Exercise aim:
In the listing that follows, count the lines holding the word "type" and report only that number.

— Start of Data shown —

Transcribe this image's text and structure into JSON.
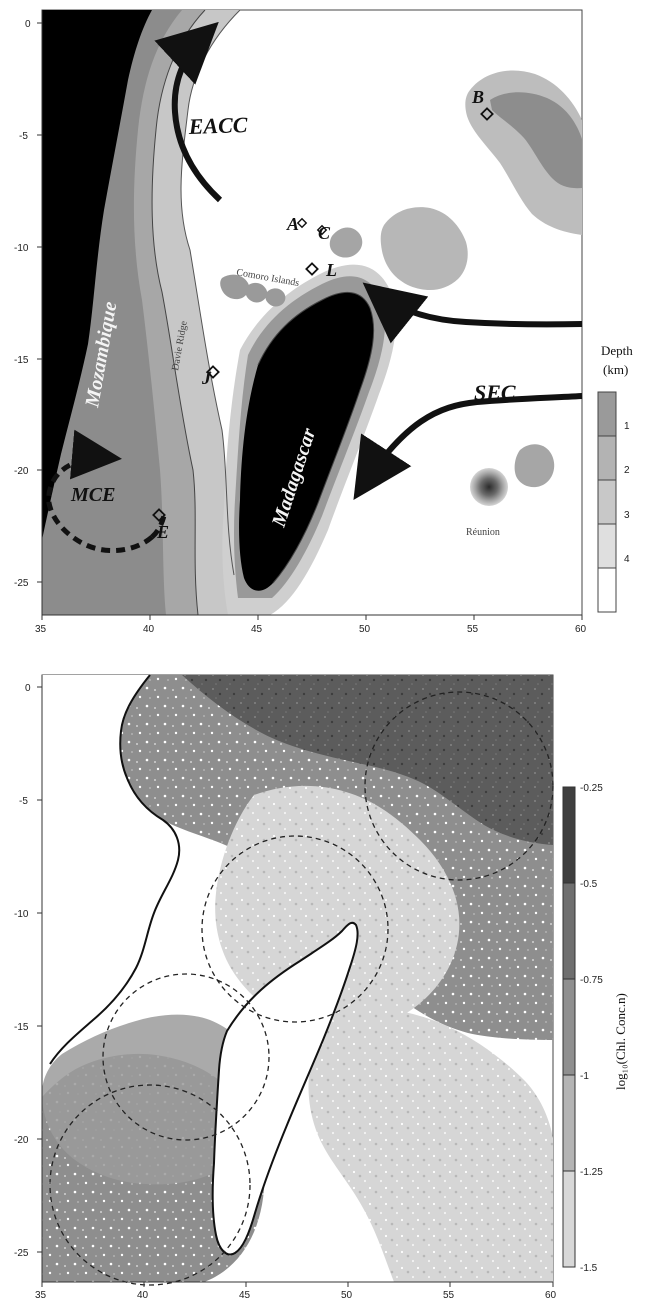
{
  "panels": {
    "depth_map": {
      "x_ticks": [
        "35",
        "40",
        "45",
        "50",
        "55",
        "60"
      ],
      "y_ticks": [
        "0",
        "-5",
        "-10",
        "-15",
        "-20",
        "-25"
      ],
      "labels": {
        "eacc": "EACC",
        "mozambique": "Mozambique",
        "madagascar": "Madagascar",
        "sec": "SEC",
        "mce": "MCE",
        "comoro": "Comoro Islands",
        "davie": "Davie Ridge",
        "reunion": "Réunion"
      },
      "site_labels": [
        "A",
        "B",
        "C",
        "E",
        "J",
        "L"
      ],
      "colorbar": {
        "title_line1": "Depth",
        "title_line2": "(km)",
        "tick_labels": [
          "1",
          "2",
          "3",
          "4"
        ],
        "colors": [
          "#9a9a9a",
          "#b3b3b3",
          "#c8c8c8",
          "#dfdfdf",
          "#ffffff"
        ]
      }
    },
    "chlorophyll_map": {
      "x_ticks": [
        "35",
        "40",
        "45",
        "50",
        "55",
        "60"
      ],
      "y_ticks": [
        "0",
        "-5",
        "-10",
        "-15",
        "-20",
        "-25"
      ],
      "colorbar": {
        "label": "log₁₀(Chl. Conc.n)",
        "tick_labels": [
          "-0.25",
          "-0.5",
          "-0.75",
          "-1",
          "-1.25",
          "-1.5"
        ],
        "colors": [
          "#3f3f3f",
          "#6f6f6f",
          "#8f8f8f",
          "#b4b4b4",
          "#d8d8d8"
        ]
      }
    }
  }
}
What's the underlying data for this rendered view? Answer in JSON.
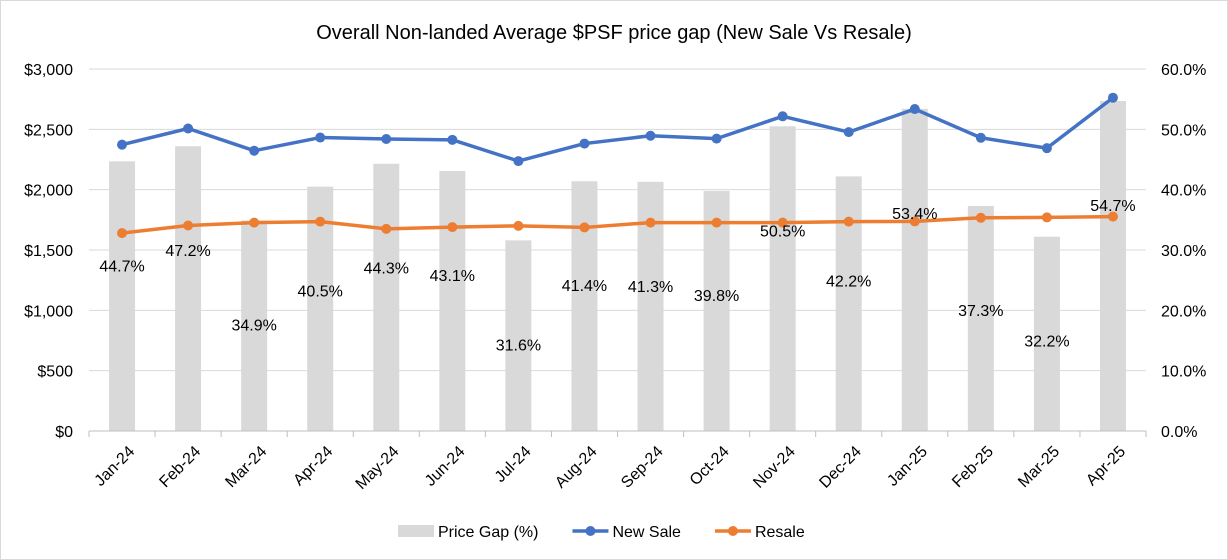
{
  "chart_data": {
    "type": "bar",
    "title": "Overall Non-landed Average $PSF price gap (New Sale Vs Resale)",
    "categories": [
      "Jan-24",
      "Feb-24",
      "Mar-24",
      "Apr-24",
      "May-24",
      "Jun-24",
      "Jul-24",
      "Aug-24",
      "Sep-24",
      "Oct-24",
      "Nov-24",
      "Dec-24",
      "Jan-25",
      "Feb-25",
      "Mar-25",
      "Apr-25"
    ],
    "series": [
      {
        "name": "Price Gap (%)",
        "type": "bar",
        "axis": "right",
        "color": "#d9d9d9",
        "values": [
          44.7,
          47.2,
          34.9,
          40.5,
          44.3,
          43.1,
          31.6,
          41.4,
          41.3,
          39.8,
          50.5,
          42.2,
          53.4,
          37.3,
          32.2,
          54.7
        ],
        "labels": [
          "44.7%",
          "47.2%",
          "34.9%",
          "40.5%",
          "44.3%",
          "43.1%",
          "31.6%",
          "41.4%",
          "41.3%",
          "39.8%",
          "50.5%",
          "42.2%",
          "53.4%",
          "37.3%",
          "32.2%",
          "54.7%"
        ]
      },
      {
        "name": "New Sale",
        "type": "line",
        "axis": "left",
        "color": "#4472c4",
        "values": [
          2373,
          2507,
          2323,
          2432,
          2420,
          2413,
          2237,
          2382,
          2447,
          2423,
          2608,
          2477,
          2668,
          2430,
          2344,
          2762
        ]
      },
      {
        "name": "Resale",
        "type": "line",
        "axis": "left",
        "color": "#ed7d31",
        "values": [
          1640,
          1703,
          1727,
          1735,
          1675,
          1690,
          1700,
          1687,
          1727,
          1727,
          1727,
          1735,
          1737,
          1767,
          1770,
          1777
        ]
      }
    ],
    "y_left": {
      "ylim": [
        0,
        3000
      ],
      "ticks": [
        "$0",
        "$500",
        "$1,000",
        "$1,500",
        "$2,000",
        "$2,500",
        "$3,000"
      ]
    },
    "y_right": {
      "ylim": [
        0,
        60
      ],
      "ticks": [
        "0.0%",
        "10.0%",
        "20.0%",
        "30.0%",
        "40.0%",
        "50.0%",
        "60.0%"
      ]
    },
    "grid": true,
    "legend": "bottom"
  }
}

— End of Data shown —

Complete output:
4